** START **
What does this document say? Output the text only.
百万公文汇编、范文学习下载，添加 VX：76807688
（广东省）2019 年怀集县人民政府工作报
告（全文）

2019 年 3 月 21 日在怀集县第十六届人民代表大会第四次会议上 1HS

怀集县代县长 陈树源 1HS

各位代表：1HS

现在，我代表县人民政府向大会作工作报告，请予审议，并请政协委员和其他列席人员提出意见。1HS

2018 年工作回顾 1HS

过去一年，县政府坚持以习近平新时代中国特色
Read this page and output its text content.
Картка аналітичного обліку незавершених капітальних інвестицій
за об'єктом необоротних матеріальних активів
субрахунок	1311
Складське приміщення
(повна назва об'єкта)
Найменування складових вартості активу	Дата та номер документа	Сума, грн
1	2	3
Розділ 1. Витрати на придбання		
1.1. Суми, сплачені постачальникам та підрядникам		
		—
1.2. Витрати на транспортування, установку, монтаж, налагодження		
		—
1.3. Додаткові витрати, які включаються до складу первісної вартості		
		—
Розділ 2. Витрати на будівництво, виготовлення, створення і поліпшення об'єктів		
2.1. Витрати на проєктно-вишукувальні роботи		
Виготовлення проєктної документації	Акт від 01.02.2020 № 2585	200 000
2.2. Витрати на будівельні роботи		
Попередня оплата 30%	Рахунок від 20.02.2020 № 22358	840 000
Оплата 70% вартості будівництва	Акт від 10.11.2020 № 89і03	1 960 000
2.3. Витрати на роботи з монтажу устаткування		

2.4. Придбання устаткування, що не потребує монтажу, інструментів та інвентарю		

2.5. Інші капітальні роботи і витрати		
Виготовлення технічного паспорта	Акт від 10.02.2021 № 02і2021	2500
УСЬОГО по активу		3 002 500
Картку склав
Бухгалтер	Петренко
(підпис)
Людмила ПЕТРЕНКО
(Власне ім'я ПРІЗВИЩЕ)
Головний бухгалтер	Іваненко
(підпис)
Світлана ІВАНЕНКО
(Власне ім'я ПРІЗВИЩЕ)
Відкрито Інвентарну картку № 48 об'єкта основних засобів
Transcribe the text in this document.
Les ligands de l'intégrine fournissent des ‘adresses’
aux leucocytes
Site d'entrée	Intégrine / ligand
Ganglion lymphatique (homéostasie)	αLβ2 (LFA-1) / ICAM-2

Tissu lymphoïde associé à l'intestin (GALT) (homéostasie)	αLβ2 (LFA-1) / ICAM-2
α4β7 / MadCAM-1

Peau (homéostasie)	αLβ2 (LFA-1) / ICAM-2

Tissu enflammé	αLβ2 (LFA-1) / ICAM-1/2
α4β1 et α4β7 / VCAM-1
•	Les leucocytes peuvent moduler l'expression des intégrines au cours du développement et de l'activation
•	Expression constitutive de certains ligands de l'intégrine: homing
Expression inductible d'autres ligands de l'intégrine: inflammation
** END **
## [Short task]
Show every line from the listing above in which the string "ligands" appears.

## [The reply]
Les ligands de l'intégrine fournissent des ‘adresses’
•	Expression constitutive de certains ligands de l'intégrine: homing
Expression inductible d'autres ligands de l'intégrine: inflammation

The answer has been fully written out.